(RECORDS FOR PROCESSING):

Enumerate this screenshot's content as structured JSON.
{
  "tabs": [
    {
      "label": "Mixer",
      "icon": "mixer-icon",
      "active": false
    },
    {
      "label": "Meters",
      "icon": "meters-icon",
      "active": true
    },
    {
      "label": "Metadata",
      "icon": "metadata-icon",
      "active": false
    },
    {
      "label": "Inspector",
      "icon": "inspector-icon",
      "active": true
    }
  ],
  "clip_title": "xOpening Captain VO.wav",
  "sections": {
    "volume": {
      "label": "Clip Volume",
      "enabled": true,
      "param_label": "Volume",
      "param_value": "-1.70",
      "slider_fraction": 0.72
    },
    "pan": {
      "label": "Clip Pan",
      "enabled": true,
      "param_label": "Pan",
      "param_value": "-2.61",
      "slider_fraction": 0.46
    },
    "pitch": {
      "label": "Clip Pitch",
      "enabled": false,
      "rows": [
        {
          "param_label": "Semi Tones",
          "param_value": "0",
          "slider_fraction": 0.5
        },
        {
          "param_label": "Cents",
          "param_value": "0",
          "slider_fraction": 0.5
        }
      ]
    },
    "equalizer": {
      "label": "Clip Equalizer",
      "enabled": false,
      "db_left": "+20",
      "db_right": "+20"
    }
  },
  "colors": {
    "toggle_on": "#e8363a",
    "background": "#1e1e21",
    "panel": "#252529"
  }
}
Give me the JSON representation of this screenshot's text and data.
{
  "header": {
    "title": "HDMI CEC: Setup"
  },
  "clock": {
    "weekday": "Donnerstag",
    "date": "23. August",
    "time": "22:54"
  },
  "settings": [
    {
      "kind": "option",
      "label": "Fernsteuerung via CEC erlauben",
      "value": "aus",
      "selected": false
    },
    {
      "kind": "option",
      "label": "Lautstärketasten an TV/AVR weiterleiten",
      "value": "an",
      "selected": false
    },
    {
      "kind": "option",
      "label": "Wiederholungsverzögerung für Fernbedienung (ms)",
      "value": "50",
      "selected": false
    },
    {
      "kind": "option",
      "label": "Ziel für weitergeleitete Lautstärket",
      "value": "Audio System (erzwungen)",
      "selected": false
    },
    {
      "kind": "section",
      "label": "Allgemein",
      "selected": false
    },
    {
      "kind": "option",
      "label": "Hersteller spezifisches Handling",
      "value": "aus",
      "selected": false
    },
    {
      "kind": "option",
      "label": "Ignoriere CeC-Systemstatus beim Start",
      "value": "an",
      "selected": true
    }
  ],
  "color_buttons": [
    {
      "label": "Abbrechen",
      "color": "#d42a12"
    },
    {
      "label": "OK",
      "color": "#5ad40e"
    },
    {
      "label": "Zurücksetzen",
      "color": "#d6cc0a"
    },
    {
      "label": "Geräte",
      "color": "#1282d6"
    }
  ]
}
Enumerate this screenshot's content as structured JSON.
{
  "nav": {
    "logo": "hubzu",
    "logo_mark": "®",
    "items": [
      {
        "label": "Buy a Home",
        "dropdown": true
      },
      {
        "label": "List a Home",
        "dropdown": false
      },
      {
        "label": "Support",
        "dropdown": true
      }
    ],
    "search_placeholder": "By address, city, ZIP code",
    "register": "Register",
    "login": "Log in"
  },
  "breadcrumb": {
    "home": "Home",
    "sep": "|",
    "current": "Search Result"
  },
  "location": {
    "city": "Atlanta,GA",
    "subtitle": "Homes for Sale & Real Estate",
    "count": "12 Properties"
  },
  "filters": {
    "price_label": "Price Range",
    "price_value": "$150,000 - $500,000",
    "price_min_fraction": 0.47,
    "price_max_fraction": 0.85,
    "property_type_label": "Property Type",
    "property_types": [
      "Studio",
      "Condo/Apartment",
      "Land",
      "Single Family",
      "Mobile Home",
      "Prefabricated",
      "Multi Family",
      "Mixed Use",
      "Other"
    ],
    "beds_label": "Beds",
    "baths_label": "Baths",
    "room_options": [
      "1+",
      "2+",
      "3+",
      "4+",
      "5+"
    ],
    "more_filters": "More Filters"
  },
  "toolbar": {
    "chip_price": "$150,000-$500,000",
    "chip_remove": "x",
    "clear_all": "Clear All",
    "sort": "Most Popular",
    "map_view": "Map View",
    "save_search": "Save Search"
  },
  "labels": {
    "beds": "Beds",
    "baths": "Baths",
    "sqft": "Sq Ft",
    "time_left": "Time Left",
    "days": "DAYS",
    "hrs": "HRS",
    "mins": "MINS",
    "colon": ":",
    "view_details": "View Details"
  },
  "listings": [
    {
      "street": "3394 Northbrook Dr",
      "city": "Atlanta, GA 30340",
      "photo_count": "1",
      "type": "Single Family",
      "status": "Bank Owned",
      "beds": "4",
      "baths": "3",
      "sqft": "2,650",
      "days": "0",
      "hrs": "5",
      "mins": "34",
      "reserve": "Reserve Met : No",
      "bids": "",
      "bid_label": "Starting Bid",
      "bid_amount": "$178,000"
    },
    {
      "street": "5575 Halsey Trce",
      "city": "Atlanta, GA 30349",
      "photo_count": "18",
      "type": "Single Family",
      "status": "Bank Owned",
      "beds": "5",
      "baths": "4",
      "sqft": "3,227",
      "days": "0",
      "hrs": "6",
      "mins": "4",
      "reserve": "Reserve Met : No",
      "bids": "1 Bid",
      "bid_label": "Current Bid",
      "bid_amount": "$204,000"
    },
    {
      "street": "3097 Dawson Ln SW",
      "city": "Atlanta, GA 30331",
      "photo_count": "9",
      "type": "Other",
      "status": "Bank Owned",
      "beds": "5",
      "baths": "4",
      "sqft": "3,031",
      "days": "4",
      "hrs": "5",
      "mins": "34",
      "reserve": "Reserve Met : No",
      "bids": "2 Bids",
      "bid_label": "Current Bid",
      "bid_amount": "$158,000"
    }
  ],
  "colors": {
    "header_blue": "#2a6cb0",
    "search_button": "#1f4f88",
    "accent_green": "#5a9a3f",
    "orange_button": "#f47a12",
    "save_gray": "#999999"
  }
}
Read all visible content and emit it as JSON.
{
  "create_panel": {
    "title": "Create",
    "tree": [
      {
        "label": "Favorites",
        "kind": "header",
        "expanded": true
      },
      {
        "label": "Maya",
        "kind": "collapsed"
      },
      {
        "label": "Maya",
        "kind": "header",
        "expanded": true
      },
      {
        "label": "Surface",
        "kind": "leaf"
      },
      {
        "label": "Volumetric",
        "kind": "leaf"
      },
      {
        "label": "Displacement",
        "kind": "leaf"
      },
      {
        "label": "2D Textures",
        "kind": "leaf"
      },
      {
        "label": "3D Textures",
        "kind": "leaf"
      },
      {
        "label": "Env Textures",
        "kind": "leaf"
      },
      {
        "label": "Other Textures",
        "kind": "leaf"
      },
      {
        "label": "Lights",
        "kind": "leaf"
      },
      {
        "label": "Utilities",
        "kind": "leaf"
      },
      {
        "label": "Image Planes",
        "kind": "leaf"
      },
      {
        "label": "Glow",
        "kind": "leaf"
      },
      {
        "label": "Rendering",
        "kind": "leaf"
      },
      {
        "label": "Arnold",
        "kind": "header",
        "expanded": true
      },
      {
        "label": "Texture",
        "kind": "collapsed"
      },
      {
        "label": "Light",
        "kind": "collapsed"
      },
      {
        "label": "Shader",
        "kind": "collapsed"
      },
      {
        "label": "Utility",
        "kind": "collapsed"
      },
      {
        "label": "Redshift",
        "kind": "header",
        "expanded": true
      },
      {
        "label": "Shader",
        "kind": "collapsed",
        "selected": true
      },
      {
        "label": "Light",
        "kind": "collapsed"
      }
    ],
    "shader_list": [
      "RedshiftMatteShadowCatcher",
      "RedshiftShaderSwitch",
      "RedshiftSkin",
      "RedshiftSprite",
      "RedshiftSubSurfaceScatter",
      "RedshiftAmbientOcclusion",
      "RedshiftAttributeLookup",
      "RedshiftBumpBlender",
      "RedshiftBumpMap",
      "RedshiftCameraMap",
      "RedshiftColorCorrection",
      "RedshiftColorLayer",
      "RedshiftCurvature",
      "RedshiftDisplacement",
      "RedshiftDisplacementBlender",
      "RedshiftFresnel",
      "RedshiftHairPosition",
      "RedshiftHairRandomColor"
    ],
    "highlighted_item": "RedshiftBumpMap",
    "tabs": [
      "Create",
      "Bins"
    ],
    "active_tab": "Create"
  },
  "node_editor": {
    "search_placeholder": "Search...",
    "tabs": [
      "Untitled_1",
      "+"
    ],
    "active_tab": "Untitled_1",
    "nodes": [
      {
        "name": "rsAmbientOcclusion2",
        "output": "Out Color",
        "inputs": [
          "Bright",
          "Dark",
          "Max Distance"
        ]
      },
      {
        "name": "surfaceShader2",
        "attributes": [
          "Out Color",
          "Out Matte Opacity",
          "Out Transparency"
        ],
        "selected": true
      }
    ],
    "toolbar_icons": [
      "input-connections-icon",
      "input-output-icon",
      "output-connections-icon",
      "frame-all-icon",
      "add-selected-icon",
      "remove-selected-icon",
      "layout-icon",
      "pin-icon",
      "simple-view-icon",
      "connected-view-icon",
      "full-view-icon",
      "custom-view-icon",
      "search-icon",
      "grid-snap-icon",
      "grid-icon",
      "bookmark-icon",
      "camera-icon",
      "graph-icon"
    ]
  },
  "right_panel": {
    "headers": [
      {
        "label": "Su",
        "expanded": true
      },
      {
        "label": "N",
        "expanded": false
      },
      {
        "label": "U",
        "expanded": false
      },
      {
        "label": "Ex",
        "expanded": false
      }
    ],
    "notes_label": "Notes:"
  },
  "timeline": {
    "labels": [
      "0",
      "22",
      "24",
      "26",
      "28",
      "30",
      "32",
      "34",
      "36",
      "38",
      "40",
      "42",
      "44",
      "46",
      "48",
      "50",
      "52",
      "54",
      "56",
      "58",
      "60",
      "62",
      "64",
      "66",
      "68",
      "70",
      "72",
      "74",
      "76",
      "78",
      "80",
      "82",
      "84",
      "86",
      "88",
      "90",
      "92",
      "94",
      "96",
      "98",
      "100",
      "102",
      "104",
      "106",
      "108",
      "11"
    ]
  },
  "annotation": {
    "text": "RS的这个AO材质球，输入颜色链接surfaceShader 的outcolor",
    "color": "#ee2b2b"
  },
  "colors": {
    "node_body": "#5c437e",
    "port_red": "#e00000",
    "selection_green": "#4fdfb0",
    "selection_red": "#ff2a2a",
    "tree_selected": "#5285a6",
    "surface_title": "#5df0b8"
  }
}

(GIVEN REQUEST):
Go through the records and gather the lines that hold "name".

(RESULT):
        "name": "rsAmbientOcclusion2",
        "name": "surfaceShader2",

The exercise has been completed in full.